◆ **Work to be completed**: Go through the data below. Pull out every line that has the word "Decode".

Collected data:
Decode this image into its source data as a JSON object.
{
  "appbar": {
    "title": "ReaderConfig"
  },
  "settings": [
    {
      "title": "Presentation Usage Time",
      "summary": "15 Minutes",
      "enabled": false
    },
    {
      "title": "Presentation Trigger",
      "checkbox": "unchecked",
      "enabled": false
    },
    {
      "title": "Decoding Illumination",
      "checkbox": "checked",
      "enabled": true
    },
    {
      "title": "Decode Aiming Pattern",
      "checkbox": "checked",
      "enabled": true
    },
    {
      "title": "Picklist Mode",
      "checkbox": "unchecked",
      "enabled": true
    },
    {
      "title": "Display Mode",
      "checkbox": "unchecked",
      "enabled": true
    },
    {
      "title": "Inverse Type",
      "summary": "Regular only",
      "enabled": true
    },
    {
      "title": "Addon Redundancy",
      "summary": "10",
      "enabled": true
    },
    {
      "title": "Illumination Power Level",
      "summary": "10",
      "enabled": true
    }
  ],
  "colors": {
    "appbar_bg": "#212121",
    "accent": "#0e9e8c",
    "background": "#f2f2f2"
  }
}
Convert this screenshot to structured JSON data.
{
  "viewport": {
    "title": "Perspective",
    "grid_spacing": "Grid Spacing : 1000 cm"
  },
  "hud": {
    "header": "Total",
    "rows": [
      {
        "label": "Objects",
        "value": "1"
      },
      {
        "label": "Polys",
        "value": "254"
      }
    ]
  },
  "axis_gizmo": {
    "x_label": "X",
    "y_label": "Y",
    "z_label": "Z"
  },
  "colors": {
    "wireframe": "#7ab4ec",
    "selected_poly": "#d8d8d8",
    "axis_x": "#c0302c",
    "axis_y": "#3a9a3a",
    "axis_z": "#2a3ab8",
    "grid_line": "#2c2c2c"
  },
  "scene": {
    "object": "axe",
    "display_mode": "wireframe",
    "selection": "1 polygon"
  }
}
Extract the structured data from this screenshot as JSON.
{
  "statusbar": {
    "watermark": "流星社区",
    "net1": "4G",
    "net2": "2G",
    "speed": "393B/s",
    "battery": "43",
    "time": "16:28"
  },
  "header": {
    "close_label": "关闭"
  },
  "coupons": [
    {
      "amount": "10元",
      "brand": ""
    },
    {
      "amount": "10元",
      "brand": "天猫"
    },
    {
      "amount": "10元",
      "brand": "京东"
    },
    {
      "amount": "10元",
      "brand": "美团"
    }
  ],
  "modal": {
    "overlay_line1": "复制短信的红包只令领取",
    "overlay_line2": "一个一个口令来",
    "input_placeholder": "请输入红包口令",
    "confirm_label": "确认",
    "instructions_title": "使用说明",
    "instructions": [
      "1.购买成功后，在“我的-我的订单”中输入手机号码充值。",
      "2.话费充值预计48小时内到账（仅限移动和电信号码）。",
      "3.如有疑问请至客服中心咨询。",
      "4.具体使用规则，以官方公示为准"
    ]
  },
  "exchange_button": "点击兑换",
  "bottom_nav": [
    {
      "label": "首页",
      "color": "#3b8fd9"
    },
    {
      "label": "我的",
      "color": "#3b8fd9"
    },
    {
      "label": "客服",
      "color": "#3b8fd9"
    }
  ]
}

◆ **Solution**:
Decode this image into its source data as a JSON object.
      "title": "Decode Aiming Pattern",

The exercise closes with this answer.